• _ITEMS_
::::::::

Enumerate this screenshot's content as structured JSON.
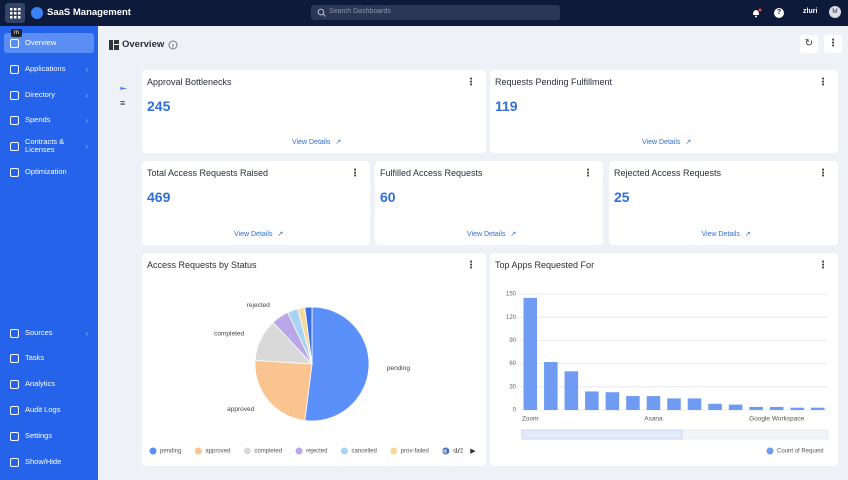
{
  "header": {
    "app_title": "SaaS Management",
    "search_placeholder": "Search Dashboards",
    "tooltip": "m",
    "brand": "zluri",
    "avatar": "M"
  },
  "sidebar": {
    "items": [
      "Overview",
      "Applications",
      "Directory",
      "Spends",
      "Contracts & Licenses",
      "Optimization"
    ],
    "bottom_items": [
      "Sources",
      "Tasks",
      "Analytics",
      "Audit Logs",
      "Settings",
      "Show/Hide"
    ]
  },
  "page": {
    "title": "Overview"
  },
  "kpis": [
    {
      "title": "Approval Bottlenecks",
      "value": 245,
      "link": "View Details"
    },
    {
      "title": "Requests Pending Fulfillment",
      "value": 119,
      "link": "View Details"
    },
    {
      "title": "Total Access Requests Raised",
      "value": 469,
      "link": "View Details"
    },
    {
      "title": "Fulfilled Access Requests",
      "value": 60,
      "link": "View Details"
    },
    {
      "title": "Rejected Access Requests",
      "value": 25,
      "link": "View Details"
    }
  ],
  "chart_data": [
    {
      "type": "pie",
      "title": "Access Requests by Status",
      "categories": [
        "pending",
        "approved",
        "completed",
        "rejected",
        "cancelled",
        "prov-failed",
        "su"
      ],
      "values": [
        52,
        24,
        12,
        5,
        3,
        2,
        2
      ],
      "colors": [
        "#5b8ff9",
        "#f9c490",
        "#d9d9d9",
        "#b9a7e8",
        "#a7d3f5",
        "#f5d99b",
        "#3b6fe0"
      ],
      "legend_page": "1/2"
    },
    {
      "type": "bar",
      "title": "Top Apps Requested For",
      "categories": [
        "Zoom",
        null,
        null,
        null,
        null,
        null,
        "Asana",
        null,
        null,
        null,
        null,
        null,
        "Google Workspace",
        null,
        null
      ],
      "series": [
        {
          "name": "Count of Request",
          "color": "#6f9cf2",
          "values": [
            145,
            62,
            50,
            24,
            23,
            18,
            18,
            15,
            15,
            8,
            7,
            4,
            4,
            3,
            3
          ]
        }
      ],
      "ylim": [
        0,
        150
      ],
      "yticks": [
        0,
        30,
        60,
        90,
        120,
        150
      ],
      "grid": true
    }
  ]
}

::::::::

• _EXERCISE_
Without including any pictures, reproduce the listing exactly.

• _TASK SOLUTION_
Enumerate this screenshot's content as structured JSON.
{
  "header": {
    "app_title": "SaaS Management",
    "search_placeholder": "Search Dashboards",
    "tooltip": "m",
    "brand": "zluri",
    "avatar": "M"
  },
  "sidebar": {
    "items": [
      "Overview",
      "Applications",
      "Directory",
      "Spends",
      "Contracts & Licenses",
      "Optimization"
    ],
    "bottom_items": [
      "Sources",
      "Tasks",
      "Analytics",
      "Audit Logs",
      "Settings",
      "Show/Hide"
    ]
  },
  "page": {
    "title": "Overview"
  },
  "kpis": [
    {
      "title": "Approval Bottlenecks",
      "value": 245,
      "link": "View Details"
    },
    {
      "title": "Requests Pending Fulfillment",
      "value": 119,
      "link": "View Details"
    },
    {
      "title": "Total Access Requests Raised",
      "value": 469,
      "link": "View Details"
    },
    {
      "title": "Fulfilled Access Requests",
      "value": 60,
      "link": "View Details"
    },
    {
      "title": "Rejected Access Requests",
      "value": 25,
      "link": "View Details"
    }
  ],
  "chart_data": [
    {
      "type": "pie",
      "title": "Access Requests by Status",
      "categories": [
        "pending",
        "approved",
        "completed",
        "rejected",
        "cancelled",
        "prov-failed",
        "su"
      ],
      "values": [
        52,
        24,
        12,
        5,
        3,
        2,
        2
      ],
      "colors": [
        "#5b8ff9",
        "#f9c490",
        "#d9d9d9",
        "#b9a7e8",
        "#a7d3f5",
        "#f5d99b",
        "#3b6fe0"
      ],
      "legend_page": "1/2"
    },
    {
      "type": "bar",
      "title": "Top Apps Requested For",
      "categories": [
        "Zoom",
        null,
        null,
        null,
        null,
        null,
        "Asana",
        null,
        null,
        null,
        null,
        null,
        "Google Workspace",
        null,
        null
      ],
      "series": [
        {
          "name": "Count of Request",
          "color": "#6f9cf2",
          "values": [
            145,
            62,
            50,
            24,
            23,
            18,
            18,
            15,
            15,
            8,
            7,
            4,
            4,
            3,
            3
          ]
        }
      ],
      "ylim": [
        0,
        150
      ],
      "yticks": [
        0,
        30,
        60,
        90,
        120,
        150
      ],
      "grid": true
    }
  ]
}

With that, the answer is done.